Layout annotation data
-- Start --

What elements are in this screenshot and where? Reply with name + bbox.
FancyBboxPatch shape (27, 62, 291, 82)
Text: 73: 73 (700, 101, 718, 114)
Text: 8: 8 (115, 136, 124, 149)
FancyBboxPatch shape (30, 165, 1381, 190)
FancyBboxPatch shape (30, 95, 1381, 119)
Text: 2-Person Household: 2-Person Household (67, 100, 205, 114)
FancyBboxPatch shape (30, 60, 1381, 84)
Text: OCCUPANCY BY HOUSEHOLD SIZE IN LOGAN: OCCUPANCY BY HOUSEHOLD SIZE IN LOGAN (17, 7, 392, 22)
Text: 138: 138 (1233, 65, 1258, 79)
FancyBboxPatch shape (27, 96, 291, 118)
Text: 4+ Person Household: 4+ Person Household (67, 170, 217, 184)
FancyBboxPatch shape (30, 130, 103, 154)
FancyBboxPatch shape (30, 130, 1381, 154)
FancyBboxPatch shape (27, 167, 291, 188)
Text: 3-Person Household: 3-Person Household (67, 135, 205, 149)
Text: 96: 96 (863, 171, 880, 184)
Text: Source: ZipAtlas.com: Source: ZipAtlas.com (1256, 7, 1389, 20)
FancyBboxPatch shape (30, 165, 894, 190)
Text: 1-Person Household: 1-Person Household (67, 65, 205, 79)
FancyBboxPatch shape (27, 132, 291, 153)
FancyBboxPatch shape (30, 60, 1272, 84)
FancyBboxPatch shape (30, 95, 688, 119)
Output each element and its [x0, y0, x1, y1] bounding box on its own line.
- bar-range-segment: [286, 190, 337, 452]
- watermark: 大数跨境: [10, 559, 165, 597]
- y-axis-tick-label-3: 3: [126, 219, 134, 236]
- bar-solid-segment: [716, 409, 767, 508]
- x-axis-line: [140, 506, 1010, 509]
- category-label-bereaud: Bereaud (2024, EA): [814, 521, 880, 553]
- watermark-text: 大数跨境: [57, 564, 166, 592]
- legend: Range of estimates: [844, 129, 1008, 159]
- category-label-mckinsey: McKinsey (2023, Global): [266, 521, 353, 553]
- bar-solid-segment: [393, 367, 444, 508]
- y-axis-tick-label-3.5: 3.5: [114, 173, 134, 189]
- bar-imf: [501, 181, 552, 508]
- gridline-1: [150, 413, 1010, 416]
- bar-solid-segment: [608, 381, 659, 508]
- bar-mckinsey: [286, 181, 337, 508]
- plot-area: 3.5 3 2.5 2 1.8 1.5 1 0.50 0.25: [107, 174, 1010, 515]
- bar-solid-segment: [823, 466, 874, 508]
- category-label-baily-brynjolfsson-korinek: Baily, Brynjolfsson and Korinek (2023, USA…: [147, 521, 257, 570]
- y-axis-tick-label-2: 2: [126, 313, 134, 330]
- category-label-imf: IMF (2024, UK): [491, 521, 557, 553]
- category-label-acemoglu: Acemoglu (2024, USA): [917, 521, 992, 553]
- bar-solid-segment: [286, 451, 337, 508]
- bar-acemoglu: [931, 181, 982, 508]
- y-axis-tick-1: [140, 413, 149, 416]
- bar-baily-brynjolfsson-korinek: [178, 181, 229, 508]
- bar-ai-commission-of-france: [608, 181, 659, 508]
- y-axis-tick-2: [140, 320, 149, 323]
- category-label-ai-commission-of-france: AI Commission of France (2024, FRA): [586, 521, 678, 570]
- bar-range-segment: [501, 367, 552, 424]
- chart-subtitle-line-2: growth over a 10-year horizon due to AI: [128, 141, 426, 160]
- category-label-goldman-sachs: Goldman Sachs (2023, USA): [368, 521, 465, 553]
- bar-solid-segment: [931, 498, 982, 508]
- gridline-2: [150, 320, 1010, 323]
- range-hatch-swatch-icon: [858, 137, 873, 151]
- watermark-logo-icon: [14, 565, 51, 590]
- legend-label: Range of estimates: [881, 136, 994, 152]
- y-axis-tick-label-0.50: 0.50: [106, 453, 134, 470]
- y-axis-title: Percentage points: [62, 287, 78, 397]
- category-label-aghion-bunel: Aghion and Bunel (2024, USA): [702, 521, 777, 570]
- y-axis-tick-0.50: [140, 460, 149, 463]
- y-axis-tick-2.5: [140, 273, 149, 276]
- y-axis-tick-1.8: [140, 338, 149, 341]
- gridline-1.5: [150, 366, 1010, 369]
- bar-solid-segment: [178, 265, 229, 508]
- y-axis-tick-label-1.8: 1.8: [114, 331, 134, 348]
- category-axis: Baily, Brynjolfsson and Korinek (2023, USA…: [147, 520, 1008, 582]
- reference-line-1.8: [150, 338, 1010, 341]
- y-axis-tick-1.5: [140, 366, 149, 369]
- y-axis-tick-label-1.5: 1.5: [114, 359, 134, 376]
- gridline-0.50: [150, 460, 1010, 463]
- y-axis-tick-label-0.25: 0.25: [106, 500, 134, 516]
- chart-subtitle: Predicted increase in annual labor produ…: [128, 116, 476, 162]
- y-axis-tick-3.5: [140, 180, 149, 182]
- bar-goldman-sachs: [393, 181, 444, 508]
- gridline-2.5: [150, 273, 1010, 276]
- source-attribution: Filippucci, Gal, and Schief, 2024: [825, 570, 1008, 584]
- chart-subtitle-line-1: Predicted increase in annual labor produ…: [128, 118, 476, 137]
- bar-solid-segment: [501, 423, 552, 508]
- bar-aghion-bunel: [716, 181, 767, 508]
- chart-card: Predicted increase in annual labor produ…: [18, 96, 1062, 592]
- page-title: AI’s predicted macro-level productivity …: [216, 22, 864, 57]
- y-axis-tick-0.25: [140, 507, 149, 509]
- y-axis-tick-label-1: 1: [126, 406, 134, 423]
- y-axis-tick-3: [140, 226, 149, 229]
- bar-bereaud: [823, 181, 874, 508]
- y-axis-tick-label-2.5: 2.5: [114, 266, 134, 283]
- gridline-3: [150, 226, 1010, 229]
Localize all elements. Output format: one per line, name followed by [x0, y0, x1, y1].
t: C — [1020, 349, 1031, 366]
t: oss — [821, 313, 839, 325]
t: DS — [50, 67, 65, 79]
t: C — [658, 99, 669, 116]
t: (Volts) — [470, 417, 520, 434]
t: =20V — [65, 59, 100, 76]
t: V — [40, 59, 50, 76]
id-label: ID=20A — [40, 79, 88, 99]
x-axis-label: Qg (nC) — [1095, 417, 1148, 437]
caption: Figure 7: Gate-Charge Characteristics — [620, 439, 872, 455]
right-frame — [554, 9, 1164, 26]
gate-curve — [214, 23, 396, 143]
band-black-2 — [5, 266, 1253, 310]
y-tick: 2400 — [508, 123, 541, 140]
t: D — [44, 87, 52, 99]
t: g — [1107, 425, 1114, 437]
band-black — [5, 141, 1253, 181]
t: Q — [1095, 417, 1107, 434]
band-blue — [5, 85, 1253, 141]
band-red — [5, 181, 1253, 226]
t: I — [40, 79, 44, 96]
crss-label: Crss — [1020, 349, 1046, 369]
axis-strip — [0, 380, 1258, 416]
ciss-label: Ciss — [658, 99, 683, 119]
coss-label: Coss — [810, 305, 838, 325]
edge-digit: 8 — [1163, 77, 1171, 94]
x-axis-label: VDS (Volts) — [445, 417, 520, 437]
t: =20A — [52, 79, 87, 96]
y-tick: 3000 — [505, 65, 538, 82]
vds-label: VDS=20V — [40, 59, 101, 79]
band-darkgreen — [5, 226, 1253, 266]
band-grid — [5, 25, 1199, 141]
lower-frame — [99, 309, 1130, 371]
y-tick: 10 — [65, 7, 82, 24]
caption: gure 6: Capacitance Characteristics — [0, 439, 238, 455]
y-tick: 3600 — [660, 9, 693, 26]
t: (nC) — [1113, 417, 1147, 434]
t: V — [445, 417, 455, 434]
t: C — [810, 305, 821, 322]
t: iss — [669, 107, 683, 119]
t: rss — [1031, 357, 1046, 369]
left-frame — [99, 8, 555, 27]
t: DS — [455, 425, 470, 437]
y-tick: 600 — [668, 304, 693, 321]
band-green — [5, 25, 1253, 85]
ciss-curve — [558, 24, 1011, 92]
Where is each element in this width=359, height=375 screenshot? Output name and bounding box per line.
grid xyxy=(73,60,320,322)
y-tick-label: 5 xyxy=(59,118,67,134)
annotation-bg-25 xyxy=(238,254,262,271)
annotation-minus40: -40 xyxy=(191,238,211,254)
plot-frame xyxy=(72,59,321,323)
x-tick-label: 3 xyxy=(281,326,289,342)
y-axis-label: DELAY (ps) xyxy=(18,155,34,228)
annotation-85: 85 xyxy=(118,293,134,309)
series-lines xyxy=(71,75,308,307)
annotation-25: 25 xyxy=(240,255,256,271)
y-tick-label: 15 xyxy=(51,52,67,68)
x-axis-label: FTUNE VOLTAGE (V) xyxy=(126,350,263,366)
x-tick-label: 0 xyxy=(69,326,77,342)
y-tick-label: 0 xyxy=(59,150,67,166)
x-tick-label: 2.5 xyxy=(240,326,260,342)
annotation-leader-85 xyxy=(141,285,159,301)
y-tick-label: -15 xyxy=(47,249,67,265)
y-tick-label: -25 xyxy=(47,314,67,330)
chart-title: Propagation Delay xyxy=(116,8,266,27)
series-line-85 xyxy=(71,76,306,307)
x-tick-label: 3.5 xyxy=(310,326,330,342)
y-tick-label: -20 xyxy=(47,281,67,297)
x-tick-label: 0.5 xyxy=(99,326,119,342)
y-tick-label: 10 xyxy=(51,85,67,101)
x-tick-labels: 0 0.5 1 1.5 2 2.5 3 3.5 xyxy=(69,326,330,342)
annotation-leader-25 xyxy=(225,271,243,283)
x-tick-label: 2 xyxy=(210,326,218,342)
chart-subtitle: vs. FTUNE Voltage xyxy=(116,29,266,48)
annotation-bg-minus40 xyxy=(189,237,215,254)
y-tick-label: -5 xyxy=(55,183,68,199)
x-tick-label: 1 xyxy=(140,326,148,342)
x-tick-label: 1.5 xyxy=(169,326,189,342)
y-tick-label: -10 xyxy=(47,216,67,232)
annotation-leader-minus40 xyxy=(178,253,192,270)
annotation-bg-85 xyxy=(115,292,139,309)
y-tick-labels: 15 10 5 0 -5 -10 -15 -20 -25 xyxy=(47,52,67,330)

-- End --

Recast the part of the entries that opens with the first line and closes with the line containing "- category-label-bereaud: Bereaud" as a numbered list, including both ends and leaving out blank lines.

1. What elements are in this screenshot and where? Reply with name + bbox.
2. FancyBboxPatch shape (27, 62, 291, 82)
3. Text: 73: 73 (700, 101, 718, 114)
4. Text: 8: 8 (115, 136, 124, 149)
5. FancyBboxPatch shape (30, 165, 1381, 190)
6. FancyBboxPatch shape (30, 95, 1381, 119)
7. Text: 2-Person Household: 2-Person Household (67, 100, 205, 114)
8. FancyBboxPatch shape (30, 60, 1381, 84)
9. Text: OCCUPANCY BY HOUSEHOLD SIZE IN LOGAN: OCCUPANCY BY HOUSEHOLD SIZE IN LOGAN (17, 7, 392, 22)
10. Text: 138: 138 (1233, 65, 1258, 79)
11. FancyBboxPatch shape (27, 96, 291, 118)
12. Text: 4+ Person Household: 4+ Person Household (67, 170, 217, 184)
13. FancyBboxPatch shape (30, 130, 103, 154)
14. FancyBboxPatch shape (30, 130, 1381, 154)
15. FancyBboxPatch shape (27, 167, 291, 188)
16. Text: 3-Person Household: 3-Person Household (67, 135, 205, 149)
17. Text: 96: 96 (863, 171, 880, 184)
18. Text: Source: ZipAtlas.com: Source: ZipAtlas.com (1256, 7, 1389, 20)
19. FancyBboxPatch shape (30, 165, 894, 190)
20. Text: 1-Person Household: 1-Person Household (67, 65, 205, 79)
21. FancyBboxPatch shape (27, 132, 291, 153)
22. FancyBboxPatch shape (30, 60, 1272, 84)
23. FancyBboxPatch shape (30, 95, 688, 119)
24. Output each element and its [x0, y0, x1, y1] bounding box on its own line.
25. - bar-range-segment: [286, 190, 337, 452]
26. - watermark: 大数跨境: [10, 559, 165, 597]
27. - y-axis-tick-label-3: 3: [126, 219, 134, 236]
28. - bar-solid-segment: [716, 409, 767, 508]
29. - x-axis-line: [140, 506, 1010, 509]
30. - category-label-bereaud: Bereaud (2024, EA): [814, 521, 880, 553]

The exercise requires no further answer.